Advantageously, and as also shown in FIGS. 2 and 3, that portion of the production tubing 16 in which the holes 24 are formed is surrounded, between the sealing means 30 and 32, by a separate ring 52 made of a material having high resistance to erosion wear, such as a ceramic. More precisely, the separate ring 52 is interposed between the tubing 16 and the closure sleeve 26, at the same level as the holes 24. In register with each of the holes 24, it is provided with another hole 54 that is slightly smaller in section. When the flow rate control device is open, this configuration makes it possible to reduce significantly the wear on the edges of the holes 24 provided in the production tubing 16.
By way of precaution, and as shown in FIGS. 2 and 3, one or more rings 56 may be placed on the production tubing 16 between the holes 24 and the sealing means 32. These rings 56 are made of metal or of polytetrafluoroethylene, and they provide additional protection for the sealing means 32 by forming a filter which holds back impurities such as mud and sand.
These various complementary configurations may be advantageously combined with the protective sleeve 34 to increase very significantly the life-span of the flow rate control device as a whole. However, none of them is essential to the invention.
Naturally, the invention is not limited to the embodiment described above by way of example. Thus, instead of sliding parallel to the axis of the production tubing, the closure sleeve may move over a different path, such as a helical path. In addition, the device may be opened by the closure sleeve moving downwards. In which case, the protective sleeve is placed above said closure sleeve so as to protect the sealing means situated above the holes, when they are not covered by the closure sleeve.
Claims (19)
1. A flow control device for controlling the flow rate through tubing placed in an oil well, the tubing including at least one hole therethrough, the device comprising:
a closure sleeve adapted to slide over the tubing hole;
a first seal and a second seal respectively mounted on the tubing on either side of the tubing hole, the first and second seals cooperating in a fluid-tight manner with the closure sleeve;
a protective sleeve mounted in alignment with the closure sleeve and proximate to the first seal; and
a return mechanism for automatically returning the protective sleeve to a covering position in which the protective sleeve covers the first seal when the first seal is not covered by the closure sleeve.
2. A device according to claim 1, wherein the return mechanism comprises a spring interposed between the tubing and the protective sleeve.
3. A device according to claim 2, wherein:
the closure sleeve is mounted on the outside of the tubing; and
the spring is mounted on the outside of the tubing between the protective sleeve and a shoulder defined on the tubing.
4. A device according to claim 3, wherein a cover is placed around the spring.
5. A device according to claim 4, wherein the protective sleeve, the spring, and the cover form an assembly adapted to be mounted as a single unit on the tubing.
6. A device according to claim 1, wherein the protective sleeve is in abutment against an abutment surface of the tubing when the protective sleeve is in the covering position.
7. A device according to claim 1, wherein the closure sleeve is adapted to move between a closure position, in which the closure sleeve covers the first and second seals, and a controlled opening position, in which a front edge of the closure sleeve cooperates with the tubing hole to form a through hole of variable section.
8. A device according to claim 7, wherein:
the protective sleeve occupies the covering position as long as the closure sleeve occupies the controlled opening position;
the front edge of the closure sleeve is adapted to engage a rear edge of the protective sleeve while the closure sleeve is moving towards its closure position;
so that the first seal is always covered fully by at least one of the closure sleeve and the protective sleeve.

※

WRITTEN TASK 1: Arrange the entries, from the first one through the line containing "y-axis-title: TIR xyxy=(17,293,41,329)", both included, as a Markdown table with the columns Row and Entry. Put one line in each row with its number, and omit blank lines.

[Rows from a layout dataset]
※

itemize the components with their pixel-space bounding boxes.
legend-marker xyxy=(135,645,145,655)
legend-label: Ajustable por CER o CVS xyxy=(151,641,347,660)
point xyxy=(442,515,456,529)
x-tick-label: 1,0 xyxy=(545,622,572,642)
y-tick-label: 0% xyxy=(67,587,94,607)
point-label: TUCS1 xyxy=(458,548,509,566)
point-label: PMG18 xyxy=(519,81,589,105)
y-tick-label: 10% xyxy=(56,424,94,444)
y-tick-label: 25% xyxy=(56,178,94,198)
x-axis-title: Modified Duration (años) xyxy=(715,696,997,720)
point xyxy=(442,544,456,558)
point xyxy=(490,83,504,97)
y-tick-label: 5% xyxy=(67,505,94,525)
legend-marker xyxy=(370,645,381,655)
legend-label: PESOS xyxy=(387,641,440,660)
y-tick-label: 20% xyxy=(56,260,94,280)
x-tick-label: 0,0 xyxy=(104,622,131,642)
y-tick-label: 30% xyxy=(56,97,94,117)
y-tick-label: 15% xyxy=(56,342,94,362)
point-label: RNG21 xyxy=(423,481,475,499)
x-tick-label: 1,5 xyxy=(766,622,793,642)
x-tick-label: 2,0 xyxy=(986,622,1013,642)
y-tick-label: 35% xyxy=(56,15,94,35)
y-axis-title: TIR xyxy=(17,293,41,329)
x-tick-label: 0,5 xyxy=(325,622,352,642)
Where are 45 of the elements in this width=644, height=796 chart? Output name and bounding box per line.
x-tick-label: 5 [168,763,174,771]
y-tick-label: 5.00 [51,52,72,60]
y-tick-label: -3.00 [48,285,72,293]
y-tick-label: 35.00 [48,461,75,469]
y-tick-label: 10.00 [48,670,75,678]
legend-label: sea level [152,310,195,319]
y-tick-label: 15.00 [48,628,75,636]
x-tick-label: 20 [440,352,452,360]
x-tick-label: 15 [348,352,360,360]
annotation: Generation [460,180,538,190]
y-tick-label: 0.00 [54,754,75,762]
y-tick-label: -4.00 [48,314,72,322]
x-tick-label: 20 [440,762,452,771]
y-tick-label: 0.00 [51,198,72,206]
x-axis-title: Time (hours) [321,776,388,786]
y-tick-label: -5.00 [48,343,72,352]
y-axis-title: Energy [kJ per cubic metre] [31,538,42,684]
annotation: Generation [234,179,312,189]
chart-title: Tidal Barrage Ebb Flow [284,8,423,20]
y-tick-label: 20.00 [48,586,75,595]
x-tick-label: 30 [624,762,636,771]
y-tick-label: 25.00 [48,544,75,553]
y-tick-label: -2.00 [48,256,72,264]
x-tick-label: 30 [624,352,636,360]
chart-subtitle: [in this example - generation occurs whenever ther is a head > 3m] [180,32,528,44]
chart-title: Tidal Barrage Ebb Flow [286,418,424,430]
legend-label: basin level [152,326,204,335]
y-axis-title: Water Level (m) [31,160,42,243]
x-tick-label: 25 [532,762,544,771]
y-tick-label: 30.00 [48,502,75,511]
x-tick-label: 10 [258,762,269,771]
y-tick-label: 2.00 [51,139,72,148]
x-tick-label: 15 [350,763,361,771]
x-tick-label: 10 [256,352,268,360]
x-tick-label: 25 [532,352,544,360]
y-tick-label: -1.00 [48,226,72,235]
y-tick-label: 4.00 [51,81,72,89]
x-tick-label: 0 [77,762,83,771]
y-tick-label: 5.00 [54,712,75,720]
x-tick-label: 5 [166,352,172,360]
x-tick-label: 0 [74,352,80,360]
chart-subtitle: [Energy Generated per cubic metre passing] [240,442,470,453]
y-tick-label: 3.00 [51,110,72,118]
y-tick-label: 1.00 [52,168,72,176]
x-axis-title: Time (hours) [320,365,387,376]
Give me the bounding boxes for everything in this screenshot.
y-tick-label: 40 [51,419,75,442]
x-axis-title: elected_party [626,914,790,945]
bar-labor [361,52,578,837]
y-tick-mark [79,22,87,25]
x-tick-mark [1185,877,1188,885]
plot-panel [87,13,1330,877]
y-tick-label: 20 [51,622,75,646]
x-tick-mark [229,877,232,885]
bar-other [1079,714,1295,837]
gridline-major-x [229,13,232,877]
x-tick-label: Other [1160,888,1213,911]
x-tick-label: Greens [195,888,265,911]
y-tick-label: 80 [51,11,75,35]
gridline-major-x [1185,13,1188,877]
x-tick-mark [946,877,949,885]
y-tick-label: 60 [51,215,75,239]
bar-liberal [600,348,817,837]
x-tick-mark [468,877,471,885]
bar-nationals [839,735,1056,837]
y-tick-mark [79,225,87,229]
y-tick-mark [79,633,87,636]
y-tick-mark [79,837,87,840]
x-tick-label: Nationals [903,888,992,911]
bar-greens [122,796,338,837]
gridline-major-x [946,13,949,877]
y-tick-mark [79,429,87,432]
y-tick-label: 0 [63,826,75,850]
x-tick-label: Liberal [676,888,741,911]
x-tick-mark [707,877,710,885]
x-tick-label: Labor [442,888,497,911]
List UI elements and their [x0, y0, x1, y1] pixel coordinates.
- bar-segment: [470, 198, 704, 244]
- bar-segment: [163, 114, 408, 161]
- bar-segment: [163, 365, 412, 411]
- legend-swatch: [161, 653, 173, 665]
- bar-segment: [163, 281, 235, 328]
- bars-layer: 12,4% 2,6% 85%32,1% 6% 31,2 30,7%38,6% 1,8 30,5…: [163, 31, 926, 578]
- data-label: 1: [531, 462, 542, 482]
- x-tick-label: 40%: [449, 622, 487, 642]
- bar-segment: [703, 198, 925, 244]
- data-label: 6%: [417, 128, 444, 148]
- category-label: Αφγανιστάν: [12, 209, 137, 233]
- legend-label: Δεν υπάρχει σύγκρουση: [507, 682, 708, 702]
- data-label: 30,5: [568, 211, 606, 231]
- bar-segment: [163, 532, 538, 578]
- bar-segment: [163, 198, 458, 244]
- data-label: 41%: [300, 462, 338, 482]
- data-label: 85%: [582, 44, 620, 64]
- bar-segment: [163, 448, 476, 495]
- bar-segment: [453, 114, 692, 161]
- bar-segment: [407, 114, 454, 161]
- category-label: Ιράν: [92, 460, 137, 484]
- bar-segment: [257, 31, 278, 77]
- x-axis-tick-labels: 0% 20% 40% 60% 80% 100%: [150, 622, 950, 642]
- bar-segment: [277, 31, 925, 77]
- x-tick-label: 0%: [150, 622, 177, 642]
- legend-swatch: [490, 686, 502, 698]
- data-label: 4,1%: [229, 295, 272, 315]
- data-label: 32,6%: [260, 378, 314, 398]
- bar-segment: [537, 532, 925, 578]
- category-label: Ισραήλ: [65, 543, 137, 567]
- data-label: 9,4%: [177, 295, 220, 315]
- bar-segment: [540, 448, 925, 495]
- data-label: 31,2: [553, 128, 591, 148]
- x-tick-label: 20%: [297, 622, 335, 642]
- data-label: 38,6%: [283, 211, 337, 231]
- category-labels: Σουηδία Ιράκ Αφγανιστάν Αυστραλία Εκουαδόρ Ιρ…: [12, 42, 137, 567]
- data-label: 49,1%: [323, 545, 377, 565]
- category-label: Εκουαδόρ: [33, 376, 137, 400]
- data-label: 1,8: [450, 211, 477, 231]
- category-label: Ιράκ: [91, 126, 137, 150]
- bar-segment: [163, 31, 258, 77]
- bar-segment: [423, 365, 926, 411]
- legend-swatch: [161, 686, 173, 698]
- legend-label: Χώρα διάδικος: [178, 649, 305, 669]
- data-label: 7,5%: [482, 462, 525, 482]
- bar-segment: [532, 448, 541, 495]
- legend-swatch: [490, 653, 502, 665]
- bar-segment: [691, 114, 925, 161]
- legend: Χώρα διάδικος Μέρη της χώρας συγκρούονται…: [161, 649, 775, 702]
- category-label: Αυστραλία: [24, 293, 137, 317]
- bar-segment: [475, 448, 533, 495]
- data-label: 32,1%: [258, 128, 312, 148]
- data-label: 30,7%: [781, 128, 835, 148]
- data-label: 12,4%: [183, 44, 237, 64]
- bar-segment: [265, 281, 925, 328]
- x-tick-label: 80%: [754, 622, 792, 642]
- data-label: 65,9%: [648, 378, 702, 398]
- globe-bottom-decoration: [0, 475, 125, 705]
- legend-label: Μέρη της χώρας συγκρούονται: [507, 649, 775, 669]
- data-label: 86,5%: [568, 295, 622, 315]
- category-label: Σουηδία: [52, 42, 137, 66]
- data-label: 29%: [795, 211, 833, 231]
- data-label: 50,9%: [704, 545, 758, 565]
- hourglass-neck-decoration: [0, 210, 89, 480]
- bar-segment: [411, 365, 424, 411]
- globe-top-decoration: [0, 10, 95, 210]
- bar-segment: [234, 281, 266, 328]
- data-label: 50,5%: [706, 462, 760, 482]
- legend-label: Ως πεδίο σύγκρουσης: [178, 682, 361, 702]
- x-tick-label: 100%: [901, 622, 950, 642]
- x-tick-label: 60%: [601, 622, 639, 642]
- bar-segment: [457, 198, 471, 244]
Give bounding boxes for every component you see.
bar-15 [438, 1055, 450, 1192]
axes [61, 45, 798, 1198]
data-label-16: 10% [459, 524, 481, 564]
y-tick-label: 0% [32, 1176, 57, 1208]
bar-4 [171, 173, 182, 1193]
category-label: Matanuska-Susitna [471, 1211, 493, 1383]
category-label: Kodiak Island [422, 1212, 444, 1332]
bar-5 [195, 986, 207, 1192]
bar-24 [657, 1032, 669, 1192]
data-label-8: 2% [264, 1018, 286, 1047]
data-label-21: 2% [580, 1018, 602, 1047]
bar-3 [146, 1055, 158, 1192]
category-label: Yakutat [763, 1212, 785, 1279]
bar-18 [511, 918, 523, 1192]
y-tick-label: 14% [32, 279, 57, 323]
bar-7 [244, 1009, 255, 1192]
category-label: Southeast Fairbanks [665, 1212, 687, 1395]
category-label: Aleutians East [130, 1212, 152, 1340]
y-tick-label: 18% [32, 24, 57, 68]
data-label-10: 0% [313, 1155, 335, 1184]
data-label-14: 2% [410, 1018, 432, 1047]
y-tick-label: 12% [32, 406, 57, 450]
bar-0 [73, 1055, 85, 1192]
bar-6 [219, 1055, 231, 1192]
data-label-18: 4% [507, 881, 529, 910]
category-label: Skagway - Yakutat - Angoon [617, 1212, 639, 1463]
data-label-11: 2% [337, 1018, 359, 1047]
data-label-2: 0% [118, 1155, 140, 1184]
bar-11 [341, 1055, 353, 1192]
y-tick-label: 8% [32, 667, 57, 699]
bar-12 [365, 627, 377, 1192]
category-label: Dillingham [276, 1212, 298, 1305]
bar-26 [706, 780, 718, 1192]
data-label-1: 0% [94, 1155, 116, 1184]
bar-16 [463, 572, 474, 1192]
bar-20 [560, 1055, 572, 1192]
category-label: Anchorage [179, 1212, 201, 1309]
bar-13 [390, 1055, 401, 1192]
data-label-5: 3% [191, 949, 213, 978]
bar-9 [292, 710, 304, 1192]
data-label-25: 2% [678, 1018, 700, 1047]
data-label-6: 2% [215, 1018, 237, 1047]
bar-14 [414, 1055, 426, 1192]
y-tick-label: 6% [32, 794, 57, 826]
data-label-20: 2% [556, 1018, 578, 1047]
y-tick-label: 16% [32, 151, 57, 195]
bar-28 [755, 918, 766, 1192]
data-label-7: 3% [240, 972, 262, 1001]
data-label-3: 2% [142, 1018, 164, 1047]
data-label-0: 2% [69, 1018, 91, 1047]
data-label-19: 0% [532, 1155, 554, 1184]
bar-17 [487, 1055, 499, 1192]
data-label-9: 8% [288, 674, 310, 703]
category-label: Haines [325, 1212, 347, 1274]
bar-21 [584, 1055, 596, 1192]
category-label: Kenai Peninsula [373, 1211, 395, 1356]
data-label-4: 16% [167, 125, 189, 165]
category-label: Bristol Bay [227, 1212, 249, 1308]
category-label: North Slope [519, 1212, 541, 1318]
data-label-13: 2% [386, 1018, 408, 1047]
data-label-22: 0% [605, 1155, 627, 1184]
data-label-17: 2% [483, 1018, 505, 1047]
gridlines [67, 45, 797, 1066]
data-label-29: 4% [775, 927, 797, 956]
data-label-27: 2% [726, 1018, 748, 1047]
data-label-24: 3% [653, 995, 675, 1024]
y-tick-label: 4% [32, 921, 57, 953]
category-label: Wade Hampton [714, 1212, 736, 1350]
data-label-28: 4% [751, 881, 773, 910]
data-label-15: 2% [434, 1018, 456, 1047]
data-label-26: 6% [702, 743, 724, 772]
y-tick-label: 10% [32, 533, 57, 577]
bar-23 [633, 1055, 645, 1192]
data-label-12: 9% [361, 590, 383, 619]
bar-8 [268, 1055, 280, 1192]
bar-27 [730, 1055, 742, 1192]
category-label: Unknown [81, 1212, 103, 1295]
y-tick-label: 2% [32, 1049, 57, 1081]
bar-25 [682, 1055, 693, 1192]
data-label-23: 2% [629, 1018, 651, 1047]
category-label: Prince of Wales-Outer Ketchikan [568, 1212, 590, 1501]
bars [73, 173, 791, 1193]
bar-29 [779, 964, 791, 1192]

※

WRITTEN TASK 2: Reproduce the passage on the oil-well flow control device from "These various complementary" to "are not covered by the closure sleeve.", swapping "closure sleeve" for "shutter sleeve" at each occurrence.

RESULT 1:
| Row | Entry |
|---|---|
| 1 | itemize the components with their pixel-space bounding boxes. |
| 2 | legend-marker xyxy=(135,645,145,655) |
| 3 | legend-label: Ajustable por CER o CVS xyxy=(151,641,347,660) |
| 4 | point xyxy=(442,515,456,529) |
| 5 | x-tick-label: 1,0 xyxy=(545,622,572,642) |
| 6 | y-tick-label: 0% xyxy=(67,587,94,607) |
| 7 | point-label: TUCS1 xyxy=(458,548,509,566) |
| 8 | point-label: PMG18 xyxy=(519,81,589,105) |
| 9 | y-tick-label: 10% xyxy=(56,424,94,444) |
| 10 | y-tick-label: 25% xyxy=(56,178,94,198) |
| 11 | x-axis-title: Modified Duration (años) xyxy=(715,696,997,720) |
| 12 | point xyxy=(442,544,456,558) |
| 13 | point xyxy=(490,83,504,97) |
| 14 | y-tick-label: 5% xyxy=(67,505,94,525) |
| 15 | legend-marker xyxy=(370,645,381,655) |
| 16 | legend-label: PESOS xyxy=(387,641,440,660) |
| 17 | y-tick-label: 20% xyxy=(56,260,94,280) |
| 18 | x-tick-label: 0,0 xyxy=(104,622,131,642) |
| 19 | y-tick-label: 30% xyxy=(56,97,94,117) |
| 20 | y-tick-label: 15% xyxy=(56,342,94,362) |
| 21 | point-label: RNG21 xyxy=(423,481,475,499) |
| 22 | x-tick-label: 1,5 xyxy=(766,622,793,642) |
| 23 | x-tick-label: 2,0 xyxy=(986,622,1013,642) |
| 24 | y-tick-label: 35% xyxy=(56,15,94,35) |
| 25 | y-axis-title: TIR xyxy=(17,293,41,329) |

RESULT 2:
These various complementary configurations may be advantageously combined with the protective sleeve 34 to increase very significantly the life-span of the flow rate control device as a whole. However, none of them is essential to the invention.
Naturally, the invention is not limited to the embodiment described above by way of example. Thus, instead of sliding parallel to the axis of the production tubing, the shutter sleeve may move over a different path, such as a helical path. In addition, the device may be opened by the shutter sleeve moving downwards. In which case, the protective sleeve is placed above said shutter sleeve so as to protect the sealing means situated above the holes, when they are not covered by the shutter sleeve.